- Input -
[start]

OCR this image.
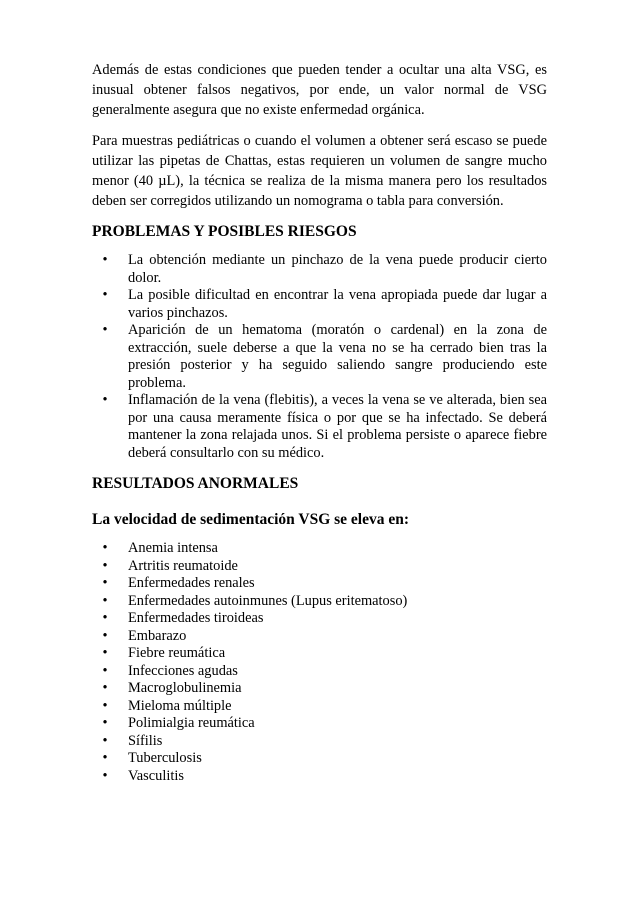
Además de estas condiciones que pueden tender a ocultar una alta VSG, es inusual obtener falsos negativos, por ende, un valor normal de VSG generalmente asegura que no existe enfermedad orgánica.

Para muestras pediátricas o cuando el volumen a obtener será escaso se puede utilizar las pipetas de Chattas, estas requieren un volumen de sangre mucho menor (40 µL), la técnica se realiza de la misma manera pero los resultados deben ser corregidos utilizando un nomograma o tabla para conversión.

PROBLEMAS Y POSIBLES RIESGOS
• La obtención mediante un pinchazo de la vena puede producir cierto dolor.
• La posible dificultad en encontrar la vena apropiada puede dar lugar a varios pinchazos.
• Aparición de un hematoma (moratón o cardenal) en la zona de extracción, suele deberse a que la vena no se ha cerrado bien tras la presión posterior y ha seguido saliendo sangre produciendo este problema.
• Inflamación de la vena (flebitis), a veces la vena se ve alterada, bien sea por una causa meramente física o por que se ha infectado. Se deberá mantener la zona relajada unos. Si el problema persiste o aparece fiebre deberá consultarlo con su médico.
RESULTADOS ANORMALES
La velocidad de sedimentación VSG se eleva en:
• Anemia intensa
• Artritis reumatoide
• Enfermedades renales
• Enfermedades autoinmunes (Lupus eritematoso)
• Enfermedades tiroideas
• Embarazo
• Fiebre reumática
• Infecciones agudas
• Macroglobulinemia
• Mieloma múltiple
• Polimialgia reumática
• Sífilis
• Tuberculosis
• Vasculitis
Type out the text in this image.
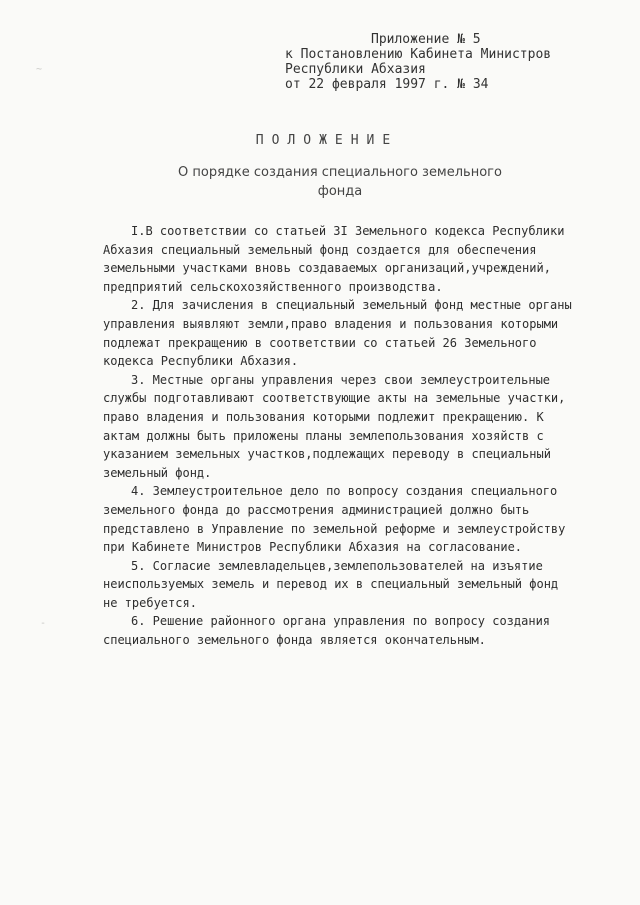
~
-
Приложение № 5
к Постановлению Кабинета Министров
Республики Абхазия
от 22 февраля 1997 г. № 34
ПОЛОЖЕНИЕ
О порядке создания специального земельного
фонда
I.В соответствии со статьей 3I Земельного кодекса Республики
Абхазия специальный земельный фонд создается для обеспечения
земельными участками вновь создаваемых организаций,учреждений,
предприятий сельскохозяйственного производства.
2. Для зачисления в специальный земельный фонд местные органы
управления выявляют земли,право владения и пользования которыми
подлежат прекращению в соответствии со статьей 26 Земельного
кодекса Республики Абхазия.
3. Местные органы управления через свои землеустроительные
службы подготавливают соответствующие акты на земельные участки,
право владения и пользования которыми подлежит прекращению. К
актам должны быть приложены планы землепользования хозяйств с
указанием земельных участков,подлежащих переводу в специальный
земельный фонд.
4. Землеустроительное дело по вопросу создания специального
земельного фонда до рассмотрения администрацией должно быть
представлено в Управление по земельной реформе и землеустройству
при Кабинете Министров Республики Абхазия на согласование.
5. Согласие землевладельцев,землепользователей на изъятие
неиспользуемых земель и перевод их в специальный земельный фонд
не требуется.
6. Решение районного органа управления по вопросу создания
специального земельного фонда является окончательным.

[end]
[start]

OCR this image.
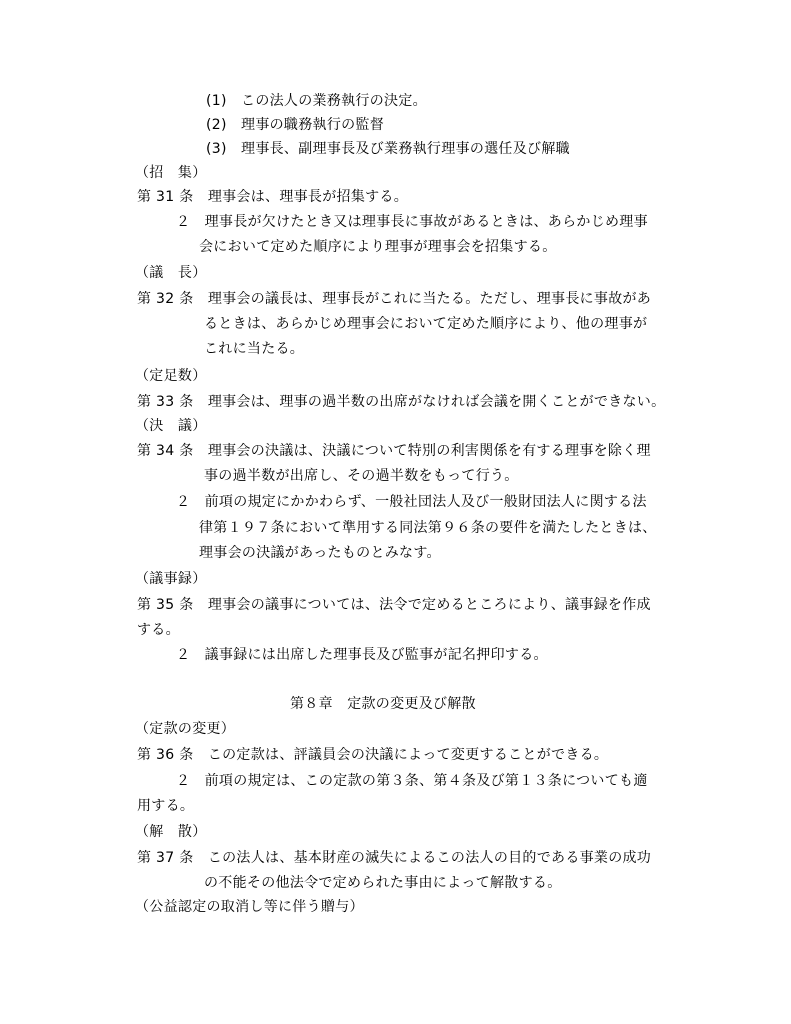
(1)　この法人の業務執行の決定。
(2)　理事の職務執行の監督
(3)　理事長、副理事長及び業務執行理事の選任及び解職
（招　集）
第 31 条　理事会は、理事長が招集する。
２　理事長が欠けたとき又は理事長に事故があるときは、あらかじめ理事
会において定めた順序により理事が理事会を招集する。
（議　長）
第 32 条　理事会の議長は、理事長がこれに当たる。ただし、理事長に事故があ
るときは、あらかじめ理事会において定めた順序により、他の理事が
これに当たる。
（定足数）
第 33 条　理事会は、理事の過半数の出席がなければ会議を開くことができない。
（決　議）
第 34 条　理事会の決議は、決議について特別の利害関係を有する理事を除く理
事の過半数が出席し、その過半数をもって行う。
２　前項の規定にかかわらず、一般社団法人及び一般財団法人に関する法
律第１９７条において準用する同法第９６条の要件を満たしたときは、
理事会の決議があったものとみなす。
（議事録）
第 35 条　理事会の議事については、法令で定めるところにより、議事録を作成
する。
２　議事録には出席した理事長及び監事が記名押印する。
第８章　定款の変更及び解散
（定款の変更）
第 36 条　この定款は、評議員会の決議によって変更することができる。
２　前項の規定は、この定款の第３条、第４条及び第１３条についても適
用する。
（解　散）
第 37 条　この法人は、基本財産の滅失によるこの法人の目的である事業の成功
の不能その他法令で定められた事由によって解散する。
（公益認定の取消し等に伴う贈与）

[end]

- Required task -
Find how many of the lines above have the word "zona" in them. State only that number.

- Final answer -
2